━━━ Records shown ━━━

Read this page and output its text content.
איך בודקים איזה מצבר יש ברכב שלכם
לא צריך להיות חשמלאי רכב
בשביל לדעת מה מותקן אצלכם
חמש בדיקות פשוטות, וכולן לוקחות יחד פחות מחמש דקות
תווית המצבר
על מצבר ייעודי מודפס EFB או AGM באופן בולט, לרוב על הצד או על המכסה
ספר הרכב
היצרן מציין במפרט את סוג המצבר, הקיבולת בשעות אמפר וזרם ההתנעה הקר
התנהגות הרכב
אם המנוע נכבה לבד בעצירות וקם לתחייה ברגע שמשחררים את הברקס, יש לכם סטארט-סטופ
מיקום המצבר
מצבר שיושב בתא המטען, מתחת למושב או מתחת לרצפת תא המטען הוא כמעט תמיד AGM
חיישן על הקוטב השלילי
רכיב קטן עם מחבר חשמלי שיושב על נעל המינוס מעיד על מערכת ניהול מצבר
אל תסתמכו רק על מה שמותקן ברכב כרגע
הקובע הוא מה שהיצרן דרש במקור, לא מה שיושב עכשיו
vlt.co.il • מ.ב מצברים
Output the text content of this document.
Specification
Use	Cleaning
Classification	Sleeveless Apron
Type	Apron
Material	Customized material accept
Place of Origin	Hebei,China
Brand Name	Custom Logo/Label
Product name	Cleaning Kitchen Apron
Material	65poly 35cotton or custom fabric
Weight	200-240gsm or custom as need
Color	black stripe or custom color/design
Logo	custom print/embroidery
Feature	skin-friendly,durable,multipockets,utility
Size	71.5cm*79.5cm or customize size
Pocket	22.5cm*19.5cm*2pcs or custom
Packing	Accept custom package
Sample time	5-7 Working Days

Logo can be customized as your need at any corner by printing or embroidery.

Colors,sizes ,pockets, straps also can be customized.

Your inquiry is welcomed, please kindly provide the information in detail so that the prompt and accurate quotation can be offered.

━━━

Directive: Each record above should be repeated exactly as it appears.

Solution to this exercise:
Read this page and output its text content.
איך בודקים איזה מצבר יש ברכב שלכם
לא צריך להיות חשמלאי רכב
בשביל לדעת מה מותקן אצלכם
חמש בדיקות פשוטות, וכולן לוקחות יחד פחות מחמש דקות
תווית המצבר
על מצבר ייעודי מודפס EFB או AGM באופן בולט, לרוב על הצד או על המכסה
ספר הרכב
היצרן מציין במפרט את סוג המצבר, הקיבולת בשעות אמפר וזרם ההתנעה הקר
התנהגות הרכב
אם המנוע נכבה לבד בעצירות וקם לתחייה ברגע שמשחררים את הברקס, יש לכם סטארט-סטופ
מיקום המצבר
מצבר שיושב בתא המטען, מתחת למושב או מתחת לרצפת תא המטען הוא כמעט תמיד AGM
חיישן על הקוטב השלילי
רכיב קטן עם מחבר חשמלי שיושב על נעל המינוס מעיד על מערכת ניהול מצבר
אל תסתמכו רק על מה שמותקן ברכב כרגע
הקובע הוא מה שהיצרן דרש במקור, לא מה שיושב עכשיו
vlt.co.il • מ.ב מצברים
Output the text content of this document.
Specification
Use	Cleaning
Classification	Sleeveless Apron
Type	Apron
Material	Customized material accept
Place of Origin	Hebei,China
Brand Name	Custom Logo/Label
Product name	Cleaning Kitchen Apron
Material	65poly 35cotton or custom fabric
Weight	200-240gsm or custom as need
Color	black stripe or custom color/design
Logo	custom print/embroidery
Feature	skin-friendly,durable,multipockets,utility
Size	71.5cm*79.5cm or customize size
Pocket	22.5cm*19.5cm*2pcs or custom
Packing	Accept custom package
Sample time	5-7 Working Days

Logo can be customized as your need at any corner by printing or embroidery.

Colors,sizes ,pockets, straps also can be customized.

Your inquiry is welcomed, please kindly provide the information in detail so that the prompt and accurate quotation can be offered.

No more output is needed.